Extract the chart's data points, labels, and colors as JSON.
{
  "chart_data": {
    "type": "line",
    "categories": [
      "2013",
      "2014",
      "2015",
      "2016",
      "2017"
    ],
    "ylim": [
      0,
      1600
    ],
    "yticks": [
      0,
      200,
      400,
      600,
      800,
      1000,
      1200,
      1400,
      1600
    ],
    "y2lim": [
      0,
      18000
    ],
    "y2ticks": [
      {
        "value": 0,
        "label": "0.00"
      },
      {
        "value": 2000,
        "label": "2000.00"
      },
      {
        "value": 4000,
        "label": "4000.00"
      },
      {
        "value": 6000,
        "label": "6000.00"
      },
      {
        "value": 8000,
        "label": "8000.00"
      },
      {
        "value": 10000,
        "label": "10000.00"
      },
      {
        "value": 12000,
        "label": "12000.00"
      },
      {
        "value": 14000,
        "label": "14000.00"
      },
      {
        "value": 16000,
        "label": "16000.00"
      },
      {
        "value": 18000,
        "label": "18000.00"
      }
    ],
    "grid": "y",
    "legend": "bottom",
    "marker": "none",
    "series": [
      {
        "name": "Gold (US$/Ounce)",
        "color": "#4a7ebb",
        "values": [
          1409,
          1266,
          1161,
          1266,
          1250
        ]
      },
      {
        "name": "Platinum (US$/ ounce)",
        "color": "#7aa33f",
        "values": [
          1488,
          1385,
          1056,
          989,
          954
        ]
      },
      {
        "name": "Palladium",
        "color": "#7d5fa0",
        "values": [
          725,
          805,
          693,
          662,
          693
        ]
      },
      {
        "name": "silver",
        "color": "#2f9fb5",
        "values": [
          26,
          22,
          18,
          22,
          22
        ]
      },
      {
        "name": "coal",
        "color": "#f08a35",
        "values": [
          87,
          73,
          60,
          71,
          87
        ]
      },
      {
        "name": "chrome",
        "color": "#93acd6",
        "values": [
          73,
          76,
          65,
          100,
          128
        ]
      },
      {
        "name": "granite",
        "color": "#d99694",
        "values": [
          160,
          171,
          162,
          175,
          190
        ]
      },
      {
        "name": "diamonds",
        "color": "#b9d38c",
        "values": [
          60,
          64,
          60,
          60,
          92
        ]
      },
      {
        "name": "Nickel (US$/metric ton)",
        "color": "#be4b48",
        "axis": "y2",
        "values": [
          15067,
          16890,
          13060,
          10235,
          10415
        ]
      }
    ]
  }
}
+===+
GOAL: Work out how many lines in the records above contain the word "name", and reply with that number alone.

SOLUTION TO THE PROBLEM: 9